Work to be completed:
Make an exact copy of the lines below.

Supplied data:
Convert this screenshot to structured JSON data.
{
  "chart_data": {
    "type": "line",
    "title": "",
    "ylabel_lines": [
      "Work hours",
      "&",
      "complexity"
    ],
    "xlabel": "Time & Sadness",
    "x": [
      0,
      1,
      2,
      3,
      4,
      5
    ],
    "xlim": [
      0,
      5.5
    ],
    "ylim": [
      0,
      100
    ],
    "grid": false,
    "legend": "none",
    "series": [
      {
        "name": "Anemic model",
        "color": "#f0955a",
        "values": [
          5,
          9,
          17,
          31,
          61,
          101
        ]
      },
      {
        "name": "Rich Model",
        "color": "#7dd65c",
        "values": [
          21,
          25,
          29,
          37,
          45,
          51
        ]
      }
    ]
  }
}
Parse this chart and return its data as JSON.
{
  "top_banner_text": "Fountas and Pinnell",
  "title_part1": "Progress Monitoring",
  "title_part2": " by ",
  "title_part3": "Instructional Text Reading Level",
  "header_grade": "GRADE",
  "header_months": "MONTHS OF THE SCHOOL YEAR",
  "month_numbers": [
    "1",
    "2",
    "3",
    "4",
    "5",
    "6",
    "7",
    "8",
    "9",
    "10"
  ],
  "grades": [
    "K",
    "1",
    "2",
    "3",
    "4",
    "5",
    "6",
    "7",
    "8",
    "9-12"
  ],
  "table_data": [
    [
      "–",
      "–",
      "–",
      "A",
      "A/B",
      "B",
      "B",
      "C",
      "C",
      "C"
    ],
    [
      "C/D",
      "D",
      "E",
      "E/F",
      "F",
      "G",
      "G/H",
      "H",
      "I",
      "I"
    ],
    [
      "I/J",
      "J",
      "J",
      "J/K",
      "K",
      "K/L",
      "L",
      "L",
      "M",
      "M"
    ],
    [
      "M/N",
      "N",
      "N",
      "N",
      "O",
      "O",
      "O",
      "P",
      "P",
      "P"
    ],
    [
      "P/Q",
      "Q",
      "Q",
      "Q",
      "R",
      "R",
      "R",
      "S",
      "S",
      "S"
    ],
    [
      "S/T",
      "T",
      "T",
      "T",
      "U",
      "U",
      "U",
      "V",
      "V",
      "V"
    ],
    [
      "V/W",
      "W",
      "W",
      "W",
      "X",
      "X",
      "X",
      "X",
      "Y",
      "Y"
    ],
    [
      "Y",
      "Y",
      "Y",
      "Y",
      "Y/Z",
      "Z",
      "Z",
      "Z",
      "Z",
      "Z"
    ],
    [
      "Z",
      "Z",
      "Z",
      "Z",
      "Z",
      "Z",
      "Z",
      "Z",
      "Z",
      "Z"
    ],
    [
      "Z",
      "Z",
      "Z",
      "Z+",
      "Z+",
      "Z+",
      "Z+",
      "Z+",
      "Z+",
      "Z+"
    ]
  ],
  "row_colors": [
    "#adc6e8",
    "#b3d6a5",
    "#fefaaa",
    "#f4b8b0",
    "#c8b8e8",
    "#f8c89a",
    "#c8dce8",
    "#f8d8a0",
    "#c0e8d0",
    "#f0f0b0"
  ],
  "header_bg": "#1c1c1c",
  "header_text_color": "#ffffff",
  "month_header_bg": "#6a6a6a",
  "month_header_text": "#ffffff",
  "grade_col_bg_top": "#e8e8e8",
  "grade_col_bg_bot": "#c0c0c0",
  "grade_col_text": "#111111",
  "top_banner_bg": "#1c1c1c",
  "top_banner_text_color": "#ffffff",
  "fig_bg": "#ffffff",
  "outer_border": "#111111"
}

Correct answer:
Convert this screenshot to structured JSON data.
{
  "chart_data": {
    "type": "line",
    "title": "",
    "ylabel_lines": [
      "Work hours",
      "&",
      "complexity"
    ],
    "xlabel": "Time & Sadness",
    "x": [
      0,
      1,
      2,
      3,
      4,
      5
    ],
    "xlim": [
      0,
      5.5
    ],
    "ylim": [
      0,
      100
    ],
    "grid": false,
    "legend": "none",
    "series": [
      {
        "name": "Anemic model",
        "color": "#f0955a",
        "values": [
          5,
          9,
          17,
          31,
          61,
          101
        ]
      },
      {
        "name": "Rich Model",
        "color": "#7dd65c",
        "values": [
          21,
          25,
          29,
          37,
          45,
          51
        ]
      }
    ]
  }
}
Parse this chart and return its data as JSON.
{
  "top_banner_text": "Fountas and Pinnell",
  "title_part1": "Progress Monitoring",
  "title_part2": " by ",
  "title_part3": "Instructional Text Reading Level",
  "header_grade": "GRADE",
  "header_months": "MONTHS OF THE SCHOOL YEAR",
  "month_numbers": [
    "1",
    "2",
    "3",
    "4",
    "5",
    "6",
    "7",
    "8",
    "9",
    "10"
  ],
  "grades": [
    "K",
    "1",
    "2",
    "3",
    "4",
    "5",
    "6",
    "7",
    "8",
    "9-12"
  ],
  "table_data": [
    [
      "–",
      "–",
      "–",
      "A",
      "A/B",
      "B",
      "B",
      "C",
      "C",
      "C"
    ],
    [
      "C/D",
      "D",
      "E",
      "E/F",
      "F",
      "G",
      "G/H",
      "H",
      "I",
      "I"
    ],
    [
      "I/J",
      "J",
      "J",
      "J/K",
      "K",
      "K/L",
      "L",
      "L",
      "M",
      "M"
    ],
    [
      "M/N",
      "N",
      "N",
      "N",
      "O",
      "O",
      "O",
      "P",
      "P",
      "P"
    ],
    [
      "P/Q",
      "Q",
      "Q",
      "Q",
      "R",
      "R",
      "R",
      "S",
      "S",
      "S"
    ],
    [
      "S/T",
      "T",
      "T",
      "T",
      "U",
      "U",
      "U",
      "V",
      "V",
      "V"
    ],
    [
      "V/W",
      "W",
      "W",
      "W",
      "X",
      "X",
      "X",
      "X",
      "Y",
      "Y"
    ],
    [
      "Y",
      "Y",
      "Y",
      "Y",
      "Y/Z",
      "Z",
      "Z",
      "Z",
      "Z",
      "Z"
    ],
    [
      "Z",
      "Z",
      "Z",
      "Z",
      "Z",
      "Z",
      "Z",
      "Z",
      "Z",
      "Z"
    ],
    [
      "Z",
      "Z",
      "Z",
      "Z+",
      "Z+",
      "Z+",
      "Z+",
      "Z+",
      "Z+",
      "Z+"
    ]
  ],
  "row_colors": [
    "#adc6e8",
    "#b3d6a5",
    "#fefaaa",
    "#f4b8b0",
    "#c8b8e8",
    "#f8c89a",
    "#c8dce8",
    "#f8d8a0",
    "#c0e8d0",
    "#f0f0b0"
  ],
  "header_bg": "#1c1c1c",
  "header_text_color": "#ffffff",
  "month_header_bg": "#6a6a6a",
  "month_header_text": "#ffffff",
  "grade_col_bg_top": "#e8e8e8",
  "grade_col_bg_bot": "#c0c0c0",
  "grade_col_text": "#111111",
  "top_banner_bg": "#1c1c1c",
  "top_banner_text_color": "#ffffff",
  "fig_bg": "#ffffff",
  "outer_border": "#111111"
}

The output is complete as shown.